### Work instructions
Every line must be returned precisely as it is written.
———
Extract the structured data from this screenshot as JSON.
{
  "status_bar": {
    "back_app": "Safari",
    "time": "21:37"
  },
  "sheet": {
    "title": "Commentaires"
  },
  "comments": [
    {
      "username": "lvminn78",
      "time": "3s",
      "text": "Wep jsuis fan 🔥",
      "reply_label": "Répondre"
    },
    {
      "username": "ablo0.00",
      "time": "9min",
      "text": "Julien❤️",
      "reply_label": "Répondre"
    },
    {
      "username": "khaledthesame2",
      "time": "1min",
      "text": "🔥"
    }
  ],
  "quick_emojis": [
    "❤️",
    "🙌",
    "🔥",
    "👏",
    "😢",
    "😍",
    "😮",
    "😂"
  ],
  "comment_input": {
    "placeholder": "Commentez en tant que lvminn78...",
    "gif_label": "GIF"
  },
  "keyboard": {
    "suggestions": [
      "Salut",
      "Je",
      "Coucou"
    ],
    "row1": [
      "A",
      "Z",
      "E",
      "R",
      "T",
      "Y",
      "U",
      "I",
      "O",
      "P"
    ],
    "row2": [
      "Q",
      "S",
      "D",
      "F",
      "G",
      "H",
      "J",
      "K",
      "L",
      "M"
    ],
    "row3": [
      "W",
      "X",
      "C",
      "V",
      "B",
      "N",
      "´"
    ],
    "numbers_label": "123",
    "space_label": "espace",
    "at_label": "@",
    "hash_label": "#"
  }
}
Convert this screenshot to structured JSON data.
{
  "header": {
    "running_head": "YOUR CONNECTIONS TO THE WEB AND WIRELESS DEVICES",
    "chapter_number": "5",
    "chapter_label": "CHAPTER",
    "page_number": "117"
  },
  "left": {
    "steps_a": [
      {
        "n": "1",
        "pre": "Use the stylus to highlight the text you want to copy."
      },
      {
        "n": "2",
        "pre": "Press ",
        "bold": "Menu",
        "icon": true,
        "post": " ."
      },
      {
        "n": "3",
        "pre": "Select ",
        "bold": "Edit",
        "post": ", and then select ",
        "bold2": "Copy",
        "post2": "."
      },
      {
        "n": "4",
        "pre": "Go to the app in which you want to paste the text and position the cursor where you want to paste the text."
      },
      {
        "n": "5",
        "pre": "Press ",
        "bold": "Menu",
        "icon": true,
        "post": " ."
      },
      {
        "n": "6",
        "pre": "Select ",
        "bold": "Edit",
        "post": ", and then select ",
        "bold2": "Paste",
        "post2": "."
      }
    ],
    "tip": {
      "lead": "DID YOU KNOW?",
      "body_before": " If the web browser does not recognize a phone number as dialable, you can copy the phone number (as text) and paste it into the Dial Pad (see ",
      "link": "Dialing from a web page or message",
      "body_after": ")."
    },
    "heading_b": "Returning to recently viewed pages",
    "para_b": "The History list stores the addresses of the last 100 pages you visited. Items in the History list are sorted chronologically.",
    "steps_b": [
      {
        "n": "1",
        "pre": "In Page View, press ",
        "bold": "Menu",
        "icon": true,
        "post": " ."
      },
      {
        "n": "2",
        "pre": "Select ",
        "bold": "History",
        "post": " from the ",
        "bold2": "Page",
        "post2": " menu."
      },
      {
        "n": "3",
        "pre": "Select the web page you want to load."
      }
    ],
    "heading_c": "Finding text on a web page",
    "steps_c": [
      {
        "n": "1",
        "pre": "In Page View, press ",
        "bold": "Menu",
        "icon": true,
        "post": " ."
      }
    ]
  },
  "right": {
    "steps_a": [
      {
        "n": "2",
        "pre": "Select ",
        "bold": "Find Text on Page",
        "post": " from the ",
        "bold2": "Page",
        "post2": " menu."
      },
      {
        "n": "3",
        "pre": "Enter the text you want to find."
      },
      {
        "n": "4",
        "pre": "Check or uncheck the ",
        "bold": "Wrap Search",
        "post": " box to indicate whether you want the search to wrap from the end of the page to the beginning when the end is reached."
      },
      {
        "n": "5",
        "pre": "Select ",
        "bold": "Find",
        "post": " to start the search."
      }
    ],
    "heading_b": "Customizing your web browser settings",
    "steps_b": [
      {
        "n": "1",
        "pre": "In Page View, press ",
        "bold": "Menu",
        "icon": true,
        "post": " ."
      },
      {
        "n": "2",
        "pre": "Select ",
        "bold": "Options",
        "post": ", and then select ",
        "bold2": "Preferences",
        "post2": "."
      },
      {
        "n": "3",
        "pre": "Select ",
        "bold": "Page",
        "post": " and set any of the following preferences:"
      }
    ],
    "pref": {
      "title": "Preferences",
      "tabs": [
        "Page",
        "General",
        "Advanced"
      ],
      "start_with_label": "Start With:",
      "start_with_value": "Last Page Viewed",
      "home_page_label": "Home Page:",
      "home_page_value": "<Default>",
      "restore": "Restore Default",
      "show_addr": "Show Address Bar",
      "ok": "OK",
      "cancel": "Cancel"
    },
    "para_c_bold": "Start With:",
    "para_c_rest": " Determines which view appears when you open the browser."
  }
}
———
### Task output
Extract the structured data from this screenshot as JSON.
{
  "status_bar": {
    "back_app": "Safari",
    "time": "21:37"
  },
  "sheet": {
    "title": "Commentaires"
  },
  "comments": [
    {
      "username": "lvminn78",
      "time": "3s",
      "text": "Wep jsuis fan 🔥",
      "reply_label": "Répondre"
    },
    {
      "username": "ablo0.00",
      "time": "9min",
      "text": "Julien❤️",
      "reply_label": "Répondre"
    },
    {
      "username": "khaledthesame2",
      "time": "1min",
      "text": "🔥"
    }
  ],
  "quick_emojis": [
    "❤️",
    "🙌",
    "🔥",
    "👏",
    "😢",
    "😍",
    "😮",
    "😂"
  ],
  "comment_input": {
    "placeholder": "Commentez en tant que lvminn78...",
    "gif_label": "GIF"
  },
  "keyboard": {
    "suggestions": [
      "Salut",
      "Je",
      "Coucou"
    ],
    "row1": [
      "A",
      "Z",
      "E",
      "R",
      "T",
      "Y",
      "U",
      "I",
      "O",
      "P"
    ],
    "row2": [
      "Q",
      "S",
      "D",
      "F",
      "G",
      "H",
      "J",
      "K",
      "L",
      "M"
    ],
    "row3": [
      "W",
      "X",
      "C",
      "V",
      "B",
      "N",
      "´"
    ],
    "numbers_label": "123",
    "space_label": "espace",
    "at_label": "@",
    "hash_label": "#"
  }
}
Convert this screenshot to structured JSON data.
{
  "header": {
    "running_head": "YOUR CONNECTIONS TO THE WEB AND WIRELESS DEVICES",
    "chapter_number": "5",
    "chapter_label": "CHAPTER",
    "page_number": "117"
  },
  "left": {
    "steps_a": [
      {
        "n": "1",
        "pre": "Use the stylus to highlight the text you want to copy."
      },
      {
        "n": "2",
        "pre": "Press ",
        "bold": "Menu",
        "icon": true,
        "post": " ."
      },
      {
        "n": "3",
        "pre": "Select ",
        "bold": "Edit",
        "post": ", and then select ",
        "bold2": "Copy",
        "post2": "."
      },
      {
        "n": "4",
        "pre": "Go to the app in which you want to paste the text and position the cursor where you want to paste the text."
      },
      {
        "n": "5",
        "pre": "Press ",
        "bold": "Menu",
        "icon": true,
        "post": " ."
      },
      {
        "n": "6",
        "pre": "Select ",
        "bold": "Edit",
        "post": ", and then select ",
        "bold2": "Paste",
        "post2": "."
      }
    ],
    "tip": {
      "lead": "DID YOU KNOW?",
      "body_before": " If the web browser does not recognize a phone number as dialable, you can copy the phone number (as text) and paste it into the Dial Pad (see ",
      "link": "Dialing from a web page or message",
      "body_after": ")."
    },
    "heading_b": "Returning to recently viewed pages",
    "para_b": "The History list stores the addresses of the last 100 pages you visited. Items in the History list are sorted chronologically.",
    "steps_b": [
      {
        "n": "1",
        "pre": "In Page View, press ",
        "bold": "Menu",
        "icon": true,
        "post": " ."
      },
      {
        "n": "2",
        "pre": "Select ",
        "bold": "History",
        "post": " from the ",
        "bold2": "Page",
        "post2": " menu."
      },
      {
        "n": "3",
        "pre": "Select the web page you want to load."
      }
    ],
    "heading_c": "Finding text on a web page",
    "steps_c": [
      {
        "n": "1",
        "pre": "In Page View, press ",
        "bold": "Menu",
        "icon": true,
        "post": " ."
      }
    ]
  },
  "right": {
    "steps_a": [
      {
        "n": "2",
        "pre": "Select ",
        "bold": "Find Text on Page",
        "post": " from the ",
        "bold2": "Page",
        "post2": " menu."
      },
      {
        "n": "3",
        "pre": "Enter the text you want to find."
      },
      {
        "n": "4",
        "pre": "Check or uncheck the ",
        "bold": "Wrap Search",
        "post": " box to indicate whether you want the search to wrap from the end of the page to the beginning when the end is reached."
      },
      {
        "n": "5",
        "pre": "Select ",
        "bold": "Find",
        "post": " to start the search."
      }
    ],
    "heading_b": "Customizing your web browser settings",
    "steps_b": [
      {
        "n": "1",
        "pre": "In Page View, press ",
        "bold": "Menu",
        "icon": true,
        "post": " ."
      },
      {
        "n": "2",
        "pre": "Select ",
        "bold": "Options",
        "post": ", and then select ",
        "bold2": "Preferences",
        "post2": "."
      },
      {
        "n": "3",
        "pre": "Select ",
        "bold": "Page",
        "post": " and set any of the following preferences:"
      }
    ],
    "pref": {
      "title": "Preferences",
      "tabs": [
        "Page",
        "General",
        "Advanced"
      ],
      "start_with_label": "Start With:",
      "start_with_value": "Last Page Viewed",
      "home_page_label": "Home Page:",
      "home_page_value": "<Default>",
      "restore": "Restore Default",
      "show_addr": "Show Address Bar",
      "ok": "OK",
      "cancel": "Cancel"
    },
    "para_c_bold": "Start With:",
    "para_c_rest": " Determines which view appears when you open the browser."
  }
}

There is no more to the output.